* [Exercise prompt]: Quote the listing in full, exactly as given, minus any pictures.

** BEGIN Data **

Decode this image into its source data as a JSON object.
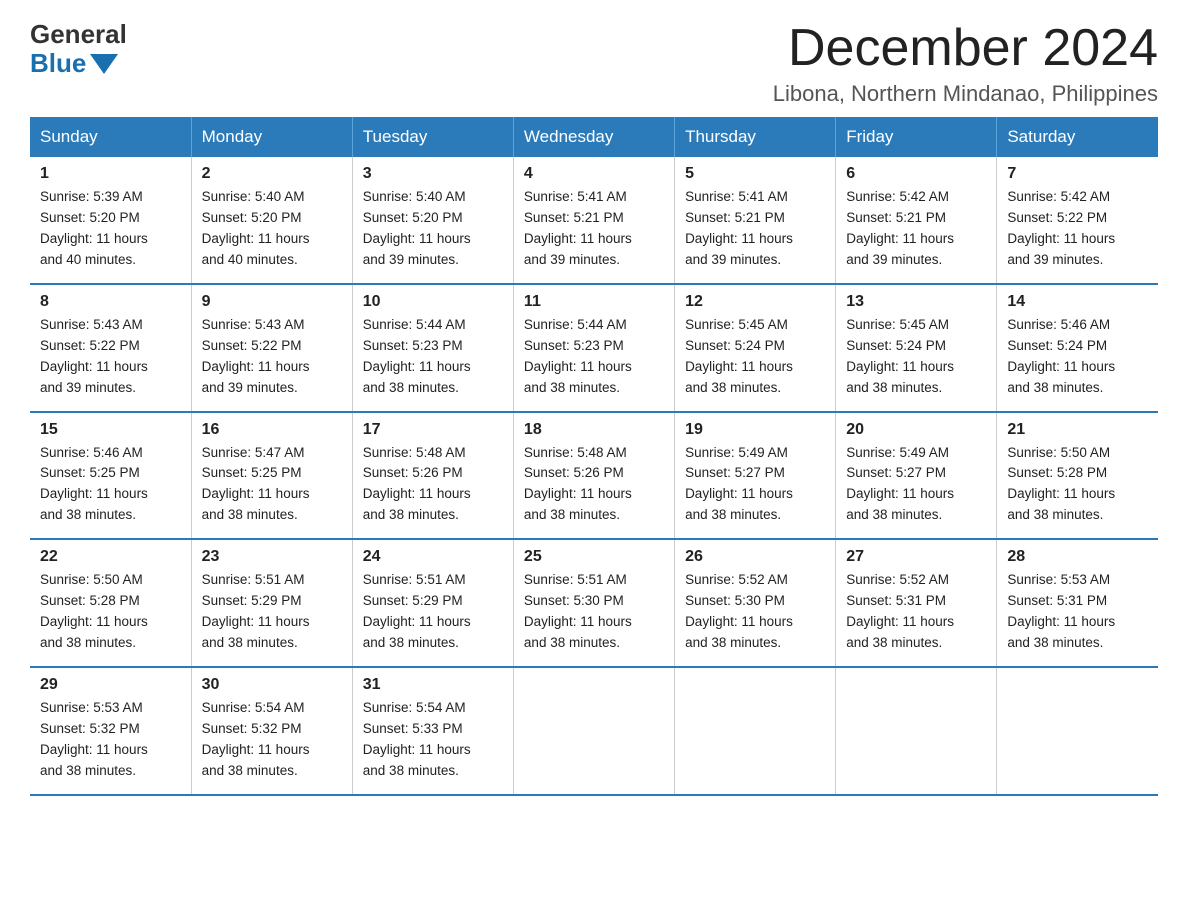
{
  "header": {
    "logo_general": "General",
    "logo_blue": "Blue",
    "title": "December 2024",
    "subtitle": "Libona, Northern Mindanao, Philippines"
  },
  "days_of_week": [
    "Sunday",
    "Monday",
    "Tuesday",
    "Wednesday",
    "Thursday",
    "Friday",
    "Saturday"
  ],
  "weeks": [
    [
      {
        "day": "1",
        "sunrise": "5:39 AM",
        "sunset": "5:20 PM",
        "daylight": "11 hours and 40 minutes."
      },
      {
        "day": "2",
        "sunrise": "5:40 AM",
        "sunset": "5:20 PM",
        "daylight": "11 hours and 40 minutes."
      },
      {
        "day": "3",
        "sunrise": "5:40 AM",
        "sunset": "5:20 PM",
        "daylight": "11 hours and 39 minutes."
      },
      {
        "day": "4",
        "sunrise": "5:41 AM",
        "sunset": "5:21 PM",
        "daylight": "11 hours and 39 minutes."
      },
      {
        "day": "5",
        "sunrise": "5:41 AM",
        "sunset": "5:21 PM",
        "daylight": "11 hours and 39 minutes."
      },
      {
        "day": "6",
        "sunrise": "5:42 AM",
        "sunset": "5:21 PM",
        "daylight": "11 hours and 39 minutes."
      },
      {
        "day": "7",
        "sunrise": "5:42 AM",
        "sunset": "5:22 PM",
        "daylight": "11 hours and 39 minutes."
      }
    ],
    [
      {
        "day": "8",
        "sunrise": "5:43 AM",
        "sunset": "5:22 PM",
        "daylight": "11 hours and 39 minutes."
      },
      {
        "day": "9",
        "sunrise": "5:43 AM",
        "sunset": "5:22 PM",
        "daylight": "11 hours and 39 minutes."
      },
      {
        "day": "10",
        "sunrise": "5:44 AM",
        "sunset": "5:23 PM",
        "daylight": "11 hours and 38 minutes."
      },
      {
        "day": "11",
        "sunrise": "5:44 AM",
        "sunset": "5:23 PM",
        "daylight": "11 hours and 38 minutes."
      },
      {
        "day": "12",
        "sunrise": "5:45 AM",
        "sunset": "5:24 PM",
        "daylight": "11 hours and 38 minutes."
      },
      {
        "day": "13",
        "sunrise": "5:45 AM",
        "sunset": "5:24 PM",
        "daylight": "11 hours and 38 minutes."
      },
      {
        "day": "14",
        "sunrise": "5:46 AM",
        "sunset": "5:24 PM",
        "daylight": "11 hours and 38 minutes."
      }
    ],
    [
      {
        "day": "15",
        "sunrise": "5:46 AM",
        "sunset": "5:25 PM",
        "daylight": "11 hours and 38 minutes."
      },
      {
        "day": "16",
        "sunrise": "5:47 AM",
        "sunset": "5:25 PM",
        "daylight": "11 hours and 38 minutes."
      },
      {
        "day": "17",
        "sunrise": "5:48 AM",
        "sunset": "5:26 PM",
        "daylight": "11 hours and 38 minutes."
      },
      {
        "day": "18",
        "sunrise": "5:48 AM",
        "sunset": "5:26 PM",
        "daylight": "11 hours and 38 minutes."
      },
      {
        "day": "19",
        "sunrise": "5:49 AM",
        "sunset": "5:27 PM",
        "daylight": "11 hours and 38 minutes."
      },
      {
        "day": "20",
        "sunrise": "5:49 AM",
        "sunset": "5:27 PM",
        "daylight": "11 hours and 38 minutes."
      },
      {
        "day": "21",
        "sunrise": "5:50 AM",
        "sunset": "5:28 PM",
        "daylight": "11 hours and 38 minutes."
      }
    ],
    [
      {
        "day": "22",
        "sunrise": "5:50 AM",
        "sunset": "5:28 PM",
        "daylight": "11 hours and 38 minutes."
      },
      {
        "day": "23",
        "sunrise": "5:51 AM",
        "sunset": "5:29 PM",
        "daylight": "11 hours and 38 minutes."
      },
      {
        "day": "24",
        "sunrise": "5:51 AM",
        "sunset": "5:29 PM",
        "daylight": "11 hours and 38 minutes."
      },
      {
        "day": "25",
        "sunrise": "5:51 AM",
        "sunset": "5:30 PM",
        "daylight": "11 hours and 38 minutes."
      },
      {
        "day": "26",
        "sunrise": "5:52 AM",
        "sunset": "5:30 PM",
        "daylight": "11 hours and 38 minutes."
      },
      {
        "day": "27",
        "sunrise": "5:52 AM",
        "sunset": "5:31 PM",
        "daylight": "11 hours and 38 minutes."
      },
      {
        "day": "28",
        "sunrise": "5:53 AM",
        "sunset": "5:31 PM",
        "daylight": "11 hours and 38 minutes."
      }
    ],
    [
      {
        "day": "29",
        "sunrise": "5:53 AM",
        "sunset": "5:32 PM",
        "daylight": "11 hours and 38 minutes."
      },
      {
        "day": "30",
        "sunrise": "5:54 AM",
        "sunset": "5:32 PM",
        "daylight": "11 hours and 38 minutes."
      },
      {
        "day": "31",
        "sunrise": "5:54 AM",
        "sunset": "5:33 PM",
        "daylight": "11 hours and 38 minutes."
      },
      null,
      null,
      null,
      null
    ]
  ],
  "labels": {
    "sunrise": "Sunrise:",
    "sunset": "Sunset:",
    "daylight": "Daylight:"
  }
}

** END Data **

* [Answer below]:
Decode this image into its source data as a JSON object.
{
  "header": {
    "logo_general": "General",
    "logo_blue": "Blue",
    "title": "December 2024",
    "subtitle": "Libona, Northern Mindanao, Philippines"
  },
  "days_of_week": [
    "Sunday",
    "Monday",
    "Tuesday",
    "Wednesday",
    "Thursday",
    "Friday",
    "Saturday"
  ],
  "weeks": [
    [
      {
        "day": "1",
        "sunrise": "5:39 AM",
        "sunset": "5:20 PM",
        "daylight": "11 hours and 40 minutes."
      },
      {
        "day": "2",
        "sunrise": "5:40 AM",
        "sunset": "5:20 PM",
        "daylight": "11 hours and 40 minutes."
      },
      {
        "day": "3",
        "sunrise": "5:40 AM",
        "sunset": "5:20 PM",
        "daylight": "11 hours and 39 minutes."
      },
      {
        "day": "4",
        "sunrise": "5:41 AM",
        "sunset": "5:21 PM",
        "daylight": "11 hours and 39 minutes."
      },
      {
        "day": "5",
        "sunrise": "5:41 AM",
        "sunset": "5:21 PM",
        "daylight": "11 hours and 39 minutes."
      },
      {
        "day": "6",
        "sunrise": "5:42 AM",
        "sunset": "5:21 PM",
        "daylight": "11 hours and 39 minutes."
      },
      {
        "day": "7",
        "sunrise": "5:42 AM",
        "sunset": "5:22 PM",
        "daylight": "11 hours and 39 minutes."
      }
    ],
    [
      {
        "day": "8",
        "sunrise": "5:43 AM",
        "sunset": "5:22 PM",
        "daylight": "11 hours and 39 minutes."
      },
      {
        "day": "9",
        "sunrise": "5:43 AM",
        "sunset": "5:22 PM",
        "daylight": "11 hours and 39 minutes."
      },
      {
        "day": "10",
        "sunrise": "5:44 AM",
        "sunset": "5:23 PM",
        "daylight": "11 hours and 38 minutes."
      },
      {
        "day": "11",
        "sunrise": "5:44 AM",
        "sunset": "5:23 PM",
        "daylight": "11 hours and 38 minutes."
      },
      {
        "day": "12",
        "sunrise": "5:45 AM",
        "sunset": "5:24 PM",
        "daylight": "11 hours and 38 minutes."
      },
      {
        "day": "13",
        "sunrise": "5:45 AM",
        "sunset": "5:24 PM",
        "daylight": "11 hours and 38 minutes."
      },
      {
        "day": "14",
        "sunrise": "5:46 AM",
        "sunset": "5:24 PM",
        "daylight": "11 hours and 38 minutes."
      }
    ],
    [
      {
        "day": "15",
        "sunrise": "5:46 AM",
        "sunset": "5:25 PM",
        "daylight": "11 hours and 38 minutes."
      },
      {
        "day": "16",
        "sunrise": "5:47 AM",
        "sunset": "5:25 PM",
        "daylight": "11 hours and 38 minutes."
      },
      {
        "day": "17",
        "sunrise": "5:48 AM",
        "sunset": "5:26 PM",
        "daylight": "11 hours and 38 minutes."
      },
      {
        "day": "18",
        "sunrise": "5:48 AM",
        "sunset": "5:26 PM",
        "daylight": "11 hours and 38 minutes."
      },
      {
        "day": "19",
        "sunrise": "5:49 AM",
        "sunset": "5:27 PM",
        "daylight": "11 hours and 38 minutes."
      },
      {
        "day": "20",
        "sunrise": "5:49 AM",
        "sunset": "5:27 PM",
        "daylight": "11 hours and 38 minutes."
      },
      {
        "day": "21",
        "sunrise": "5:50 AM",
        "sunset": "5:28 PM",
        "daylight": "11 hours and 38 minutes."
      }
    ],
    [
      {
        "day": "22",
        "sunrise": "5:50 AM",
        "sunset": "5:28 PM",
        "daylight": "11 hours and 38 minutes."
      },
      {
        "day": "23",
        "sunrise": "5:51 AM",
        "sunset": "5:29 PM",
        "daylight": "11 hours and 38 minutes."
      },
      {
        "day": "24",
        "sunrise": "5:51 AM",
        "sunset": "5:29 PM",
        "daylight": "11 hours and 38 minutes."
      },
      {
        "day": "25",
        "sunrise": "5:51 AM",
        "sunset": "5:30 PM",
        "daylight": "11 hours and 38 minutes."
      },
      {
        "day": "26",
        "sunrise": "5:52 AM",
        "sunset": "5:30 PM",
        "daylight": "11 hours and 38 minutes."
      },
      {
        "day": "27",
        "sunrise": "5:52 AM",
        "sunset": "5:31 PM",
        "daylight": "11 hours and 38 minutes."
      },
      {
        "day": "28",
        "sunrise": "5:53 AM",
        "sunset": "5:31 PM",
        "daylight": "11 hours and 38 minutes."
      }
    ],
    [
      {
        "day": "29",
        "sunrise": "5:53 AM",
        "sunset": "5:32 PM",
        "daylight": "11 hours and 38 minutes."
      },
      {
        "day": "30",
        "sunrise": "5:54 AM",
        "sunset": "5:32 PM",
        "daylight": "11 hours and 38 minutes."
      },
      {
        "day": "31",
        "sunrise": "5:54 AM",
        "sunset": "5:33 PM",
        "daylight": "11 hours and 38 minutes."
      },
      null,
      null,
      null,
      null
    ]
  ],
  "labels": {
    "sunrise": "Sunrise:",
    "sunset": "Sunset:",
    "daylight": "Daylight:"
  }
}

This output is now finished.